▶ Extracted records:
--- BEGIN ---
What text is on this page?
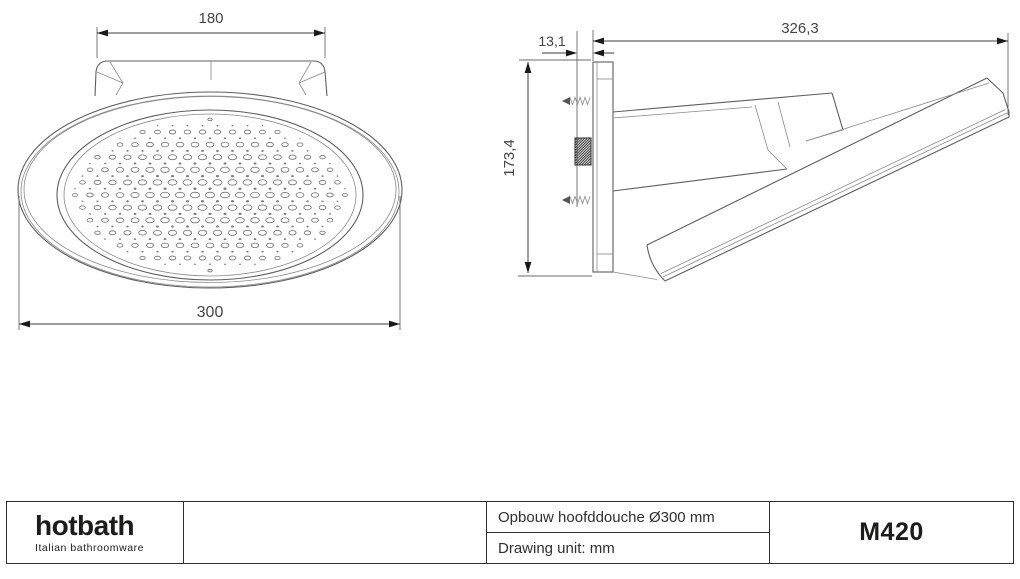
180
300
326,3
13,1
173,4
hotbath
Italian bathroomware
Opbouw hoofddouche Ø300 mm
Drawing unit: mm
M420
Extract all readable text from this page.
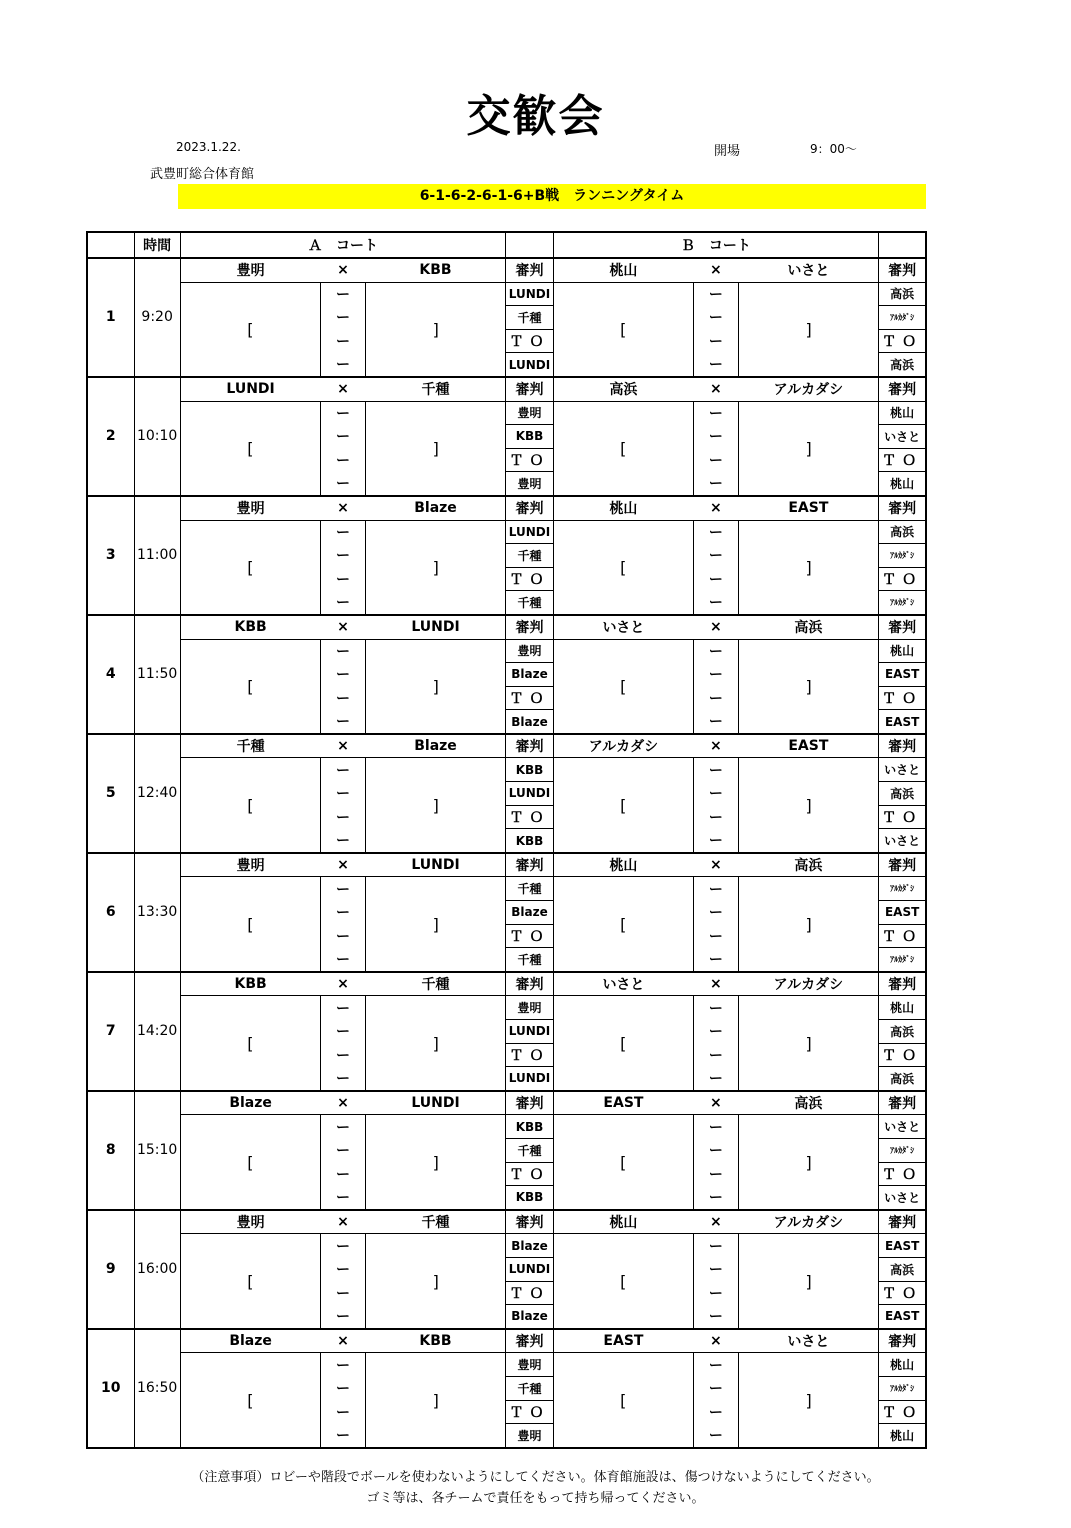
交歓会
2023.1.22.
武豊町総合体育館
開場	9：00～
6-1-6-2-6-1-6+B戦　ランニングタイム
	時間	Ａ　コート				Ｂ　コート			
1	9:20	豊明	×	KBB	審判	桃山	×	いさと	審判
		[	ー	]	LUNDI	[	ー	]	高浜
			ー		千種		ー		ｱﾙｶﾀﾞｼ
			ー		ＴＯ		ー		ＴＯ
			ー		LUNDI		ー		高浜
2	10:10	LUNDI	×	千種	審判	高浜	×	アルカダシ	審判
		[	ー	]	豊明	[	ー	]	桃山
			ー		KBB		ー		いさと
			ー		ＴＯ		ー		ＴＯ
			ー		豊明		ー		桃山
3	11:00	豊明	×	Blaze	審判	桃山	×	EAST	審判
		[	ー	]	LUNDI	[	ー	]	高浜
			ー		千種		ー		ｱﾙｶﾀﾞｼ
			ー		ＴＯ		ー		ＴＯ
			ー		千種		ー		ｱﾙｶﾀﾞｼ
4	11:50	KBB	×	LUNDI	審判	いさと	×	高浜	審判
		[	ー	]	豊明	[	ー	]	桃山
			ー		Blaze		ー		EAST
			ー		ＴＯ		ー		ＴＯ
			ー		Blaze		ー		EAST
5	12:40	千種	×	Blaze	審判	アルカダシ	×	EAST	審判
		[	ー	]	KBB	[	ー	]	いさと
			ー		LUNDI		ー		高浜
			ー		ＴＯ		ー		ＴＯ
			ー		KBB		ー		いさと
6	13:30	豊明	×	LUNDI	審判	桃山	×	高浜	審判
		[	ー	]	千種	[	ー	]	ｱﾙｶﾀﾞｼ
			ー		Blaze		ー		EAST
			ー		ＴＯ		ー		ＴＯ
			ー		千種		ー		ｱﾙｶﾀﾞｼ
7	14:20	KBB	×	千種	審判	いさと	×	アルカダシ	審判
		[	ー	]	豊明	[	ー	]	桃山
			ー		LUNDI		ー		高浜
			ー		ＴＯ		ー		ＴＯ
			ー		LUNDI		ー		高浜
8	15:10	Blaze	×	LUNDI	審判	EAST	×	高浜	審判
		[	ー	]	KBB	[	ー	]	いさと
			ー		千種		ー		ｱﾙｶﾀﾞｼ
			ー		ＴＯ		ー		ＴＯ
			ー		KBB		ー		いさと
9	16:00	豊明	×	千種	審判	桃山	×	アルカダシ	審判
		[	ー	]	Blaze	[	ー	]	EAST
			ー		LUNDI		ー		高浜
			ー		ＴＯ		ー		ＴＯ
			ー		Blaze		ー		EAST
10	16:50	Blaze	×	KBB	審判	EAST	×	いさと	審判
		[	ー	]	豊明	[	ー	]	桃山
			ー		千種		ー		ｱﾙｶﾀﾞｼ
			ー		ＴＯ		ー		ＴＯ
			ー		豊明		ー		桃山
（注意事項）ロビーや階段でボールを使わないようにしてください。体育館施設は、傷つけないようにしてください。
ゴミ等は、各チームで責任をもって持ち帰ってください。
--- END ---
▶ Requirement: Each entry shown above must be quoted exactly, with its pictures left out.

▶ Solution below:
What text is on this page?
180
300
326,3
13,1
173,4
hotbath
Italian bathroomware
Opbouw hoofddouche Ø300 mm
Drawing unit: mm
M420
Extract all readable text from this page.
交歓会
2023.1.22.
武豊町総合体育館
開場	9：00～
6-1-6-2-6-1-6+B戦　ランニングタイム
	時間	Ａ　コート				Ｂ　コート			
1	9:20	豊明	×	KBB	審判	桃山	×	いさと	審判
		[	ー	]	LUNDI	[	ー	]	高浜
			ー		千種		ー		ｱﾙｶﾀﾞｼ
			ー		ＴＯ		ー		ＴＯ
			ー		LUNDI		ー		高浜
2	10:10	LUNDI	×	千種	審判	高浜	×	アルカダシ	審判
		[	ー	]	豊明	[	ー	]	桃山
			ー		KBB		ー		いさと
			ー		ＴＯ		ー		ＴＯ
			ー		豊明		ー		桃山
3	11:00	豊明	×	Blaze	審判	桃山	×	EAST	審判
		[	ー	]	LUNDI	[	ー	]	高浜
			ー		千種		ー		ｱﾙｶﾀﾞｼ
			ー		ＴＯ		ー		ＴＯ
			ー		千種		ー		ｱﾙｶﾀﾞｼ
4	11:50	KBB	×	LUNDI	審判	いさと	×	高浜	審判
		[	ー	]	豊明	[	ー	]	桃山
			ー		Blaze		ー		EAST
			ー		ＴＯ		ー		ＴＯ
			ー		Blaze		ー		EAST
5	12:40	千種	×	Blaze	審判	アルカダシ	×	EAST	審判
		[	ー	]	KBB	[	ー	]	いさと
			ー		LUNDI		ー		高浜
			ー		ＴＯ		ー		ＴＯ
			ー		KBB		ー		いさと
6	13:30	豊明	×	LUNDI	審判	桃山	×	高浜	審判
		[	ー	]	千種	[	ー	]	ｱﾙｶﾀﾞｼ
			ー		Blaze		ー		EAST
			ー		ＴＯ		ー		ＴＯ
			ー		千種		ー		ｱﾙｶﾀﾞｼ
7	14:20	KBB	×	千種	審判	いさと	×	アルカダシ	審判
		[	ー	]	豊明	[	ー	]	桃山
			ー		LUNDI		ー		高浜
			ー		ＴＯ		ー		ＴＯ
			ー		LUNDI		ー		高浜
8	15:10	Blaze	×	LUNDI	審判	EAST	×	高浜	審判
		[	ー	]	KBB	[	ー	]	いさと
			ー		千種		ー		ｱﾙｶﾀﾞｼ
			ー		ＴＯ		ー		ＴＯ
			ー		KBB		ー		いさと
9	16:00	豊明	×	千種	審判	桃山	×	アルカダシ	審判
		[	ー	]	Blaze	[	ー	]	EAST
			ー		LUNDI		ー		高浜
			ー		ＴＯ		ー		ＴＯ
			ー		Blaze		ー		EAST
10	16:50	Blaze	×	KBB	審判	EAST	×	いさと	審判
		[	ー	]	豊明	[	ー	]	桃山
			ー		千種		ー		ｱﾙｶﾀﾞｼ
			ー		ＴＯ		ー		ＴＯ
			ー		豊明		ー		桃山
（注意事項）ロビーや階段でボールを使わないようにしてください。体育館施設は、傷つけないようにしてください。
ゴミ等は、各チームで責任をもって持ち帰ってください。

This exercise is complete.